-- begin RECORDS PROVIDED --

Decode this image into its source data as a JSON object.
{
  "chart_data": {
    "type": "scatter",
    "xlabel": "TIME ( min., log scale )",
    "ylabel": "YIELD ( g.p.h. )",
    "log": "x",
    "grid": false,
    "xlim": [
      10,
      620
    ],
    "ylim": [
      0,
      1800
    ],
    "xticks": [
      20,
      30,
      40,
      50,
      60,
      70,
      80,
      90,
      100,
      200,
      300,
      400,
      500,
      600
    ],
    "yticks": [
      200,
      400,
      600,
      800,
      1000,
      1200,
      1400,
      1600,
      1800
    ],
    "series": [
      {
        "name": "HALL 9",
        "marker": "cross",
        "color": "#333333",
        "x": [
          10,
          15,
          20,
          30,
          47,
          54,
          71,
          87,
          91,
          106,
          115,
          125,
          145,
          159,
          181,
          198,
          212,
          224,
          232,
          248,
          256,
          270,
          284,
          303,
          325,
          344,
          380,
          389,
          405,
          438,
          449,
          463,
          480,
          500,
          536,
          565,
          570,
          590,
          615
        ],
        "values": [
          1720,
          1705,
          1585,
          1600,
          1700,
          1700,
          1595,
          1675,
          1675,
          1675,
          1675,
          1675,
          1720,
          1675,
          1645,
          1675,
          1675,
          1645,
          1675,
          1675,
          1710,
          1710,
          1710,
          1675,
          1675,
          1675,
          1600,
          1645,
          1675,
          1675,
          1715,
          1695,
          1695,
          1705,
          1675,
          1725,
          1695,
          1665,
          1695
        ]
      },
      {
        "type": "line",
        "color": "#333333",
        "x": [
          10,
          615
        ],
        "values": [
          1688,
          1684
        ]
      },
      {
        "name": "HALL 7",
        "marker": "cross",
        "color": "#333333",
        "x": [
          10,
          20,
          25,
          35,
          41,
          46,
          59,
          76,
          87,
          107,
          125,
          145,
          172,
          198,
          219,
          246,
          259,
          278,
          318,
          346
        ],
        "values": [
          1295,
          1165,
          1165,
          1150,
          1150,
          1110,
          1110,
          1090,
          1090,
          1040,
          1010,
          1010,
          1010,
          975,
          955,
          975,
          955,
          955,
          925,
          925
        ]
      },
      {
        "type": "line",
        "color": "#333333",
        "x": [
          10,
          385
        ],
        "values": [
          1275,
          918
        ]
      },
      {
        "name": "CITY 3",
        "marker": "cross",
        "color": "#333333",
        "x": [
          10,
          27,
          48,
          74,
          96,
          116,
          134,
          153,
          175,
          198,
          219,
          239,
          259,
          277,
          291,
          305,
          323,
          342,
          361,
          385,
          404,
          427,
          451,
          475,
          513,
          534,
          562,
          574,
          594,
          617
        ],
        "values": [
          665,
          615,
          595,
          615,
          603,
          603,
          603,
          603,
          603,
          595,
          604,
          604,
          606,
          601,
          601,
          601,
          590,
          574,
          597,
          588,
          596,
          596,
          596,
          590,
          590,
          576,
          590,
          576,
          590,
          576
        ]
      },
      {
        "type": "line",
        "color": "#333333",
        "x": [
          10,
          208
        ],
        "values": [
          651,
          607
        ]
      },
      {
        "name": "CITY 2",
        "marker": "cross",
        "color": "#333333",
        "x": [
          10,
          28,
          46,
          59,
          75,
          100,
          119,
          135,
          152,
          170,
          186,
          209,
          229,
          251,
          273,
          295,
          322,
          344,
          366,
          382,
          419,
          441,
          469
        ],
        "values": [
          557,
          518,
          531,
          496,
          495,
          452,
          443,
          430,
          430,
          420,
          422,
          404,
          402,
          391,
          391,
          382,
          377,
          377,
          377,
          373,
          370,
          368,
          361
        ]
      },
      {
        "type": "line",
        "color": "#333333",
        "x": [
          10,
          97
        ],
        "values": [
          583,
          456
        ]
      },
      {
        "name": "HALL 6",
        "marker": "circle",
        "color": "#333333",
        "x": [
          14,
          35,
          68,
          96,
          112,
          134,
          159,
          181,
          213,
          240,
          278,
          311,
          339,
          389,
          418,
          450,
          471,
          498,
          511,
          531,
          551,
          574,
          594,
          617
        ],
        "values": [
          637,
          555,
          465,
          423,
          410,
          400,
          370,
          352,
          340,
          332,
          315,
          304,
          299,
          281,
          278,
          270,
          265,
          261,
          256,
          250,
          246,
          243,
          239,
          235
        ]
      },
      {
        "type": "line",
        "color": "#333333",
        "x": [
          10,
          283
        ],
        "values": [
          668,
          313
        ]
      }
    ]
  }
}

-- end RECORDS PROVIDED --

WORK REQUIRED — Write down every line of the data exactly as it appears above.

SOLVED EXERCISE —
Decode this image into its source data as a JSON object.
{
  "chart_data": {
    "type": "scatter",
    "xlabel": "TIME ( min., log scale )",
    "ylabel": "YIELD ( g.p.h. )",
    "log": "x",
    "grid": false,
    "xlim": [
      10,
      620
    ],
    "ylim": [
      0,
      1800
    ],
    "xticks": [
      20,
      30,
      40,
      50,
      60,
      70,
      80,
      90,
      100,
      200,
      300,
      400,
      500,
      600
    ],
    "yticks": [
      200,
      400,
      600,
      800,
      1000,
      1200,
      1400,
      1600,
      1800
    ],
    "series": [
      {
        "name": "HALL 9",
        "marker": "cross",
        "color": "#333333",
        "x": [
          10,
          15,
          20,
          30,
          47,
          54,
          71,
          87,
          91,
          106,
          115,
          125,
          145,
          159,
          181,
          198,
          212,
          224,
          232,
          248,
          256,
          270,
          284,
          303,
          325,
          344,
          380,
          389,
          405,
          438,
          449,
          463,
          480,
          500,
          536,
          565,
          570,
          590,
          615
        ],
        "values": [
          1720,
          1705,
          1585,
          1600,
          1700,
          1700,
          1595,
          1675,
          1675,
          1675,
          1675,
          1675,
          1720,
          1675,
          1645,
          1675,
          1675,
          1645,
          1675,
          1675,
          1710,
          1710,
          1710,
          1675,
          1675,
          1675,
          1600,
          1645,
          1675,
          1675,
          1715,
          1695,
          1695,
          1705,
          1675,
          1725,
          1695,
          1665,
          1695
        ]
      },
      {
        "type": "line",
        "color": "#333333",
        "x": [
          10,
          615
        ],
        "values": [
          1688,
          1684
        ]
      },
      {
        "name": "HALL 7",
        "marker": "cross",
        "color": "#333333",
        "x": [
          10,
          20,
          25,
          35,
          41,
          46,
          59,
          76,
          87,
          107,
          125,
          145,
          172,
          198,
          219,
          246,
          259,
          278,
          318,
          346
        ],
        "values": [
          1295,
          1165,
          1165,
          1150,
          1150,
          1110,
          1110,
          1090,
          1090,
          1040,
          1010,
          1010,
          1010,
          975,
          955,
          975,
          955,
          955,
          925,
          925
        ]
      },
      {
        "type": "line",
        "color": "#333333",
        "x": [
          10,
          385
        ],
        "values": [
          1275,
          918
        ]
      },
      {
        "name": "CITY 3",
        "marker": "cross",
        "color": "#333333",
        "x": [
          10,
          27,
          48,
          74,
          96,
          116,
          134,
          153,
          175,
          198,
          219,
          239,
          259,
          277,
          291,
          305,
          323,
          342,
          361,
          385,
          404,
          427,
          451,
          475,
          513,
          534,
          562,
          574,
          594,
          617
        ],
        "values": [
          665,
          615,
          595,
          615,
          603,
          603,
          603,
          603,
          603,
          595,
          604,
          604,
          606,
          601,
          601,
          601,
          590,
          574,
          597,
          588,
          596,
          596,
          596,
          590,
          590,
          576,
          590,
          576,
          590,
          576
        ]
      },
      {
        "type": "line",
        "color": "#333333",
        "x": [
          10,
          208
        ],
        "values": [
          651,
          607
        ]
      },
      {
        "name": "CITY 2",
        "marker": "cross",
        "color": "#333333",
        "x": [
          10,
          28,
          46,
          59,
          75,
          100,
          119,
          135,
          152,
          170,
          186,
          209,
          229,
          251,
          273,
          295,
          322,
          344,
          366,
          382,
          419,
          441,
          469
        ],
        "values": [
          557,
          518,
          531,
          496,
          495,
          452,
          443,
          430,
          430,
          420,
          422,
          404,
          402,
          391,
          391,
          382,
          377,
          377,
          377,
          373,
          370,
          368,
          361
        ]
      },
      {
        "type": "line",
        "color": "#333333",
        "x": [
          10,
          97
        ],
        "values": [
          583,
          456
        ]
      },
      {
        "name": "HALL 6",
        "marker": "circle",
        "color": "#333333",
        "x": [
          14,
          35,
          68,
          96,
          112,
          134,
          159,
          181,
          213,
          240,
          278,
          311,
          339,
          389,
          418,
          450,
          471,
          498,
          511,
          531,
          551,
          574,
          594,
          617
        ],
        "values": [
          637,
          555,
          465,
          423,
          410,
          400,
          370,
          352,
          340,
          332,
          315,
          304,
          299,
          281,
          278,
          270,
          265,
          261,
          256,
          250,
          246,
          243,
          239,
          235
        ]
      },
      {
        "type": "line",
        "color": "#333333",
        "x": [
          10,
          283
        ],
        "values": [
          668,
          313
        ]
      }
    ]
  }
}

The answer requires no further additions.